— start Provided material —

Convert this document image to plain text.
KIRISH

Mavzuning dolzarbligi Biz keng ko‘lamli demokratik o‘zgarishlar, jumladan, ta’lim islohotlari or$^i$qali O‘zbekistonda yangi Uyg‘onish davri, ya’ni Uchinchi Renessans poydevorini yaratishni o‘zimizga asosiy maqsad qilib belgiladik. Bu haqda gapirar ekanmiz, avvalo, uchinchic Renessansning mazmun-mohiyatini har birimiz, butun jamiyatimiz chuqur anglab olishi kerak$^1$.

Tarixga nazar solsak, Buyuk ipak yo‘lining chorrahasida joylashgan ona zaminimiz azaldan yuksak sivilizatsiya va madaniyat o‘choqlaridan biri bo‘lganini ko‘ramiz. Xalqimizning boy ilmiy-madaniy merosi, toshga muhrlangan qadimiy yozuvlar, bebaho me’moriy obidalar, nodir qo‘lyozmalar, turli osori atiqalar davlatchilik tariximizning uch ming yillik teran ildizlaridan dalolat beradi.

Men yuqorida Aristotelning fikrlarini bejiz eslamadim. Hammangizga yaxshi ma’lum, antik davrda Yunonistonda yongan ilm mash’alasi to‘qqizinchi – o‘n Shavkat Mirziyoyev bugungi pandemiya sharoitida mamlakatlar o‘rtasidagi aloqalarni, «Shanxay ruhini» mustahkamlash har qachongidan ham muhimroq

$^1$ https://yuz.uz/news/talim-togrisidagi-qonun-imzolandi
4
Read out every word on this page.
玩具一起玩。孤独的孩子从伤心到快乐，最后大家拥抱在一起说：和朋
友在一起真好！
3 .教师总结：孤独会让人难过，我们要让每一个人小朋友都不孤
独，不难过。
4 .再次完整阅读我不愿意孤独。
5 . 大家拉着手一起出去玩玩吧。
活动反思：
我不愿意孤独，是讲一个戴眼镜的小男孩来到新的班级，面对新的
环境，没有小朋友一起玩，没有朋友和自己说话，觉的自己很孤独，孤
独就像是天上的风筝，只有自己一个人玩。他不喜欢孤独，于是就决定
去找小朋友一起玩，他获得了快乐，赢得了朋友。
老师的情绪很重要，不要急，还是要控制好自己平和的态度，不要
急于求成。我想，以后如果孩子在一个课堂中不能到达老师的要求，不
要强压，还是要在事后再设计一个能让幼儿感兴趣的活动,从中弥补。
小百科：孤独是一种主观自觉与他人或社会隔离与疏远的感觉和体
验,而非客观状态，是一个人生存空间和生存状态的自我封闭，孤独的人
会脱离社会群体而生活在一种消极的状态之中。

— end Provided material —

» Work instructions
Repeat every line of the data, exactly and in full.

» Response below
Convert this document image to plain text.
KIRISH

Mavzuning dolzarbligi Biz keng ko‘lamli demokratik o‘zgarishlar, jumladan, ta’lim islohotlari or$^i$qali O‘zbekistonda yangi Uyg‘onish davri, ya’ni Uchinchi Renessans poydevorini yaratishni o‘zimizga asosiy maqsad qilib belgiladik. Bu haqda gapirar ekanmiz, avvalo, uchinchic Renessansning mazmun-mohiyatini har birimiz, butun jamiyatimiz chuqur anglab olishi kerak$^1$.

Tarixga nazar solsak, Buyuk ipak yo‘lining chorrahasida joylashgan ona zaminimiz azaldan yuksak sivilizatsiya va madaniyat o‘choqlaridan biri bo‘lganini ko‘ramiz. Xalqimizning boy ilmiy-madaniy merosi, toshga muhrlangan qadimiy yozuvlar, bebaho me’moriy obidalar, nodir qo‘lyozmalar, turli osori atiqalar davlatchilik tariximizning uch ming yillik teran ildizlaridan dalolat beradi.

Men yuqorida Aristotelning fikrlarini bejiz eslamadim. Hammangizga yaxshi ma’lum, antik davrda Yunonistonda yongan ilm mash’alasi to‘qqizinchi – o‘n Shavkat Mirziyoyev bugungi pandemiya sharoitida mamlakatlar o‘rtasidagi aloqalarni, «Shanxay ruhini» mustahkamlash har qachongidan ham muhimroq

$^1$ https://yuz.uz/news/talim-togrisidagi-qonun-imzolandi
4
Read out every word on this page.
玩具一起玩。孤独的孩子从伤心到快乐，最后大家拥抱在一起说：和朋
友在一起真好！
3 .教师总结：孤独会让人难过，我们要让每一个人小朋友都不孤
独，不难过。
4 .再次完整阅读我不愿意孤独。
5 . 大家拉着手一起出去玩玩吧。
活动反思：
我不愿意孤独，是讲一个戴眼镜的小男孩来到新的班级，面对新的
环境，没有小朋友一起玩，没有朋友和自己说话，觉的自己很孤独，孤
独就像是天上的风筝，只有自己一个人玩。他不喜欢孤独，于是就决定
去找小朋友一起玩，他获得了快乐，赢得了朋友。
老师的情绪很重要，不要急，还是要控制好自己平和的态度，不要
急于求成。我想，以后如果孩子在一个课堂中不能到达老师的要求，不
要强压，还是要在事后再设计一个能让幼儿感兴趣的活动,从中弥补。
小百科：孤独是一种主观自觉与他人或社会隔离与疏远的感觉和体
验,而非客观状态，是一个人生存空间和生存状态的自我封闭，孤独的人
会脱离社会群体而生活在一种消极的状态之中。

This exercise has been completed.